- [Exercise] Please rewrite the items below, switching "screenshot" to "image" and keeping everything else unchanged. Leave the pictures out.

## BEGIN Data shown

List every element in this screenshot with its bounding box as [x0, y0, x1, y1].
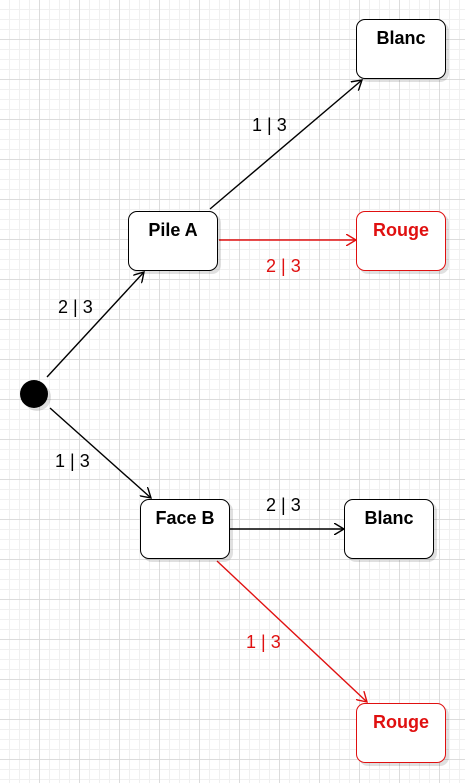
edge-label-pile-a-to-blanc: 1 | 3 [252, 115, 287, 135]
node-rouge-bottom[interactable]: Rouge [356, 703, 446, 763]
edge-start-to-pile-a [46, 272, 144, 378]
edge-label-face-b-to-rouge: 1 | 3 [246, 632, 281, 652]
node-rouge-bottom-label: Rouge [373, 712, 429, 732]
edge-pile-a-to-blanc [209, 80, 362, 210]
node-face-b[interactable]: Face B [140, 499, 230, 559]
edge-start-to-face-b [49, 407, 151, 498]
node-face-b-label: Face B [155, 508, 215, 528]
node-blanc-top-label: Blanc [376, 28, 426, 48]
node-blanc-bottom-label: Blanc [364, 508, 414, 528]
initial-state-dot [20, 380, 48, 408]
edge-label-start-to-face-b: 1 | 3 [55, 451, 90, 471]
node-pile-a[interactable]: Pile A [128, 211, 218, 271]
edge-label-face-b-to-blanc: 2 | 3 [266, 495, 301, 515]
node-pile-a-label: Pile A [148, 220, 198, 240]
node-rouge-top[interactable]: Rouge [356, 211, 446, 271]
edge-label-start-to-pile-a: 2 | 3 [58, 297, 93, 317]
edge-label-pile-a-to-rouge: 2 | 3 [266, 256, 301, 276]
edge-face-b-to-rouge [216, 560, 367, 702]
node-blanc-top[interactable]: Blanc [356, 19, 446, 79]
node-blanc-bottom[interactable]: Blanc [344, 499, 434, 559]
node-rouge-top-label: Rouge [373, 220, 429, 240]
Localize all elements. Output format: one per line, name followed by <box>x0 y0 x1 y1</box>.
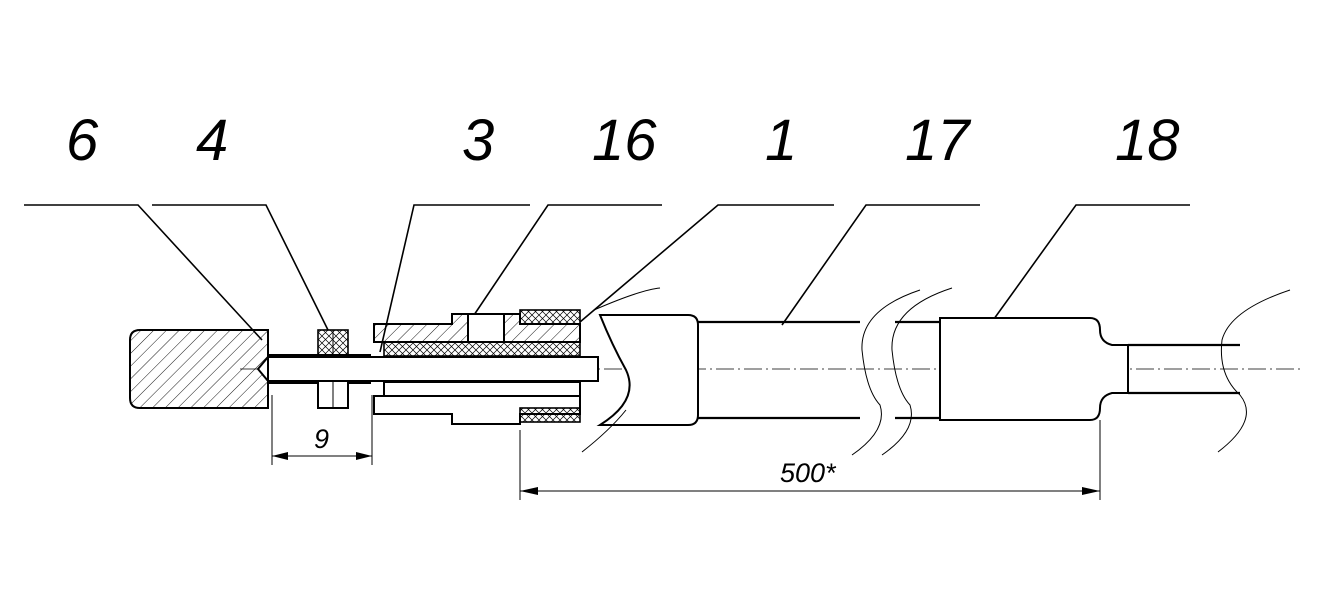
label-part-18: 18 <box>1115 108 1180 173</box>
leader-lines <box>24 204 1190 353</box>
part-18-ferrule <box>939 289 1291 453</box>
label-part-6: 6 <box>66 108 99 173</box>
label-part-16: 16 <box>592 108 657 173</box>
part-4-insert <box>317 329 349 409</box>
dimension-500-label: 500* <box>780 458 837 488</box>
cable-boot <box>581 287 699 453</box>
dimension-500: 500* <box>519 420 1101 500</box>
leader-18 <box>985 204 1190 331</box>
label-part-4: 4 <box>196 108 228 173</box>
label-part-3: 3 <box>462 108 494 173</box>
leader-16 <box>471 204 662 319</box>
leader-1 <box>579 204 834 323</box>
label-part-17: 17 <box>905 108 972 173</box>
connector-body <box>267 309 599 425</box>
cable-17 <box>698 287 953 456</box>
leader-17 <box>781 204 980 326</box>
leader-3 <box>379 204 530 353</box>
dimension-9-label: 9 <box>314 424 329 454</box>
leader-6 <box>24 204 263 341</box>
leader-4 <box>152 204 329 331</box>
dimension-9: 9 <box>271 395 373 465</box>
label-part-1: 1 <box>765 108 797 173</box>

## END Data shown

- [Full response]
List every element in this image with its bounding box as [x0, y0, x1, y1].
edge-label-pile-a-to-blanc: 1 | 3 [252, 115, 287, 135]
node-rouge-bottom[interactable]: Rouge [356, 703, 446, 763]
edge-start-to-pile-a [46, 272, 144, 378]
edge-label-face-b-to-rouge: 1 | 3 [246, 632, 281, 652]
node-rouge-bottom-label: Rouge [373, 712, 429, 732]
edge-pile-a-to-blanc [209, 80, 362, 210]
node-face-b[interactable]: Face B [140, 499, 230, 559]
edge-start-to-face-b [49, 407, 151, 498]
node-face-b-label: Face B [155, 508, 215, 528]
node-blanc-top-label: Blanc [376, 28, 426, 48]
node-blanc-bottom-label: Blanc [364, 508, 414, 528]
initial-state-dot [20, 380, 48, 408]
edge-label-start-to-face-b: 1 | 3 [55, 451, 90, 471]
node-pile-a[interactable]: Pile A [128, 211, 218, 271]
edge-label-face-b-to-blanc: 2 | 3 [266, 495, 301, 515]
node-pile-a-label: Pile A [148, 220, 198, 240]
node-rouge-top[interactable]: Rouge [356, 211, 446, 271]
edge-label-start-to-pile-a: 2 | 3 [58, 297, 93, 317]
edge-label-pile-a-to-rouge: 2 | 3 [266, 256, 301, 276]
edge-face-b-to-rouge [216, 560, 367, 702]
node-blanc-top[interactable]: Blanc [356, 19, 446, 79]
node-blanc-bottom[interactable]: Blanc [344, 499, 434, 559]
node-rouge-top-label: Rouge [373, 220, 429, 240]
Localize all elements. Output format: one per line, name followed by <box>x0 y0 x1 y1</box>.
label-part-18: 18 <box>1115 108 1180 173</box>
leader-lines <box>24 204 1190 353</box>
part-18-ferrule <box>939 289 1291 453</box>
label-part-6: 6 <box>66 108 99 173</box>
label-part-16: 16 <box>592 108 657 173</box>
part-4-insert <box>317 329 349 409</box>
dimension-500-label: 500* <box>780 458 837 488</box>
cable-boot <box>581 287 699 453</box>
dimension-500: 500* <box>519 420 1101 500</box>
leader-18 <box>985 204 1190 331</box>
label-part-4: 4 <box>196 108 228 173</box>
label-part-3: 3 <box>462 108 494 173</box>
leader-16 <box>471 204 662 319</box>
leader-1 <box>579 204 834 323</box>
label-part-17: 17 <box>905 108 972 173</box>
connector-body <box>267 309 599 425</box>
cable-17 <box>698 287 953 456</box>
leader-17 <box>781 204 980 326</box>
leader-3 <box>379 204 530 353</box>
dimension-9-label: 9 <box>314 424 329 454</box>
leader-6 <box>24 204 263 341</box>
leader-4 <box>152 204 329 331</box>
dimension-9: 9 <box>271 395 373 465</box>
label-part-1: 1 <box>765 108 797 173</box>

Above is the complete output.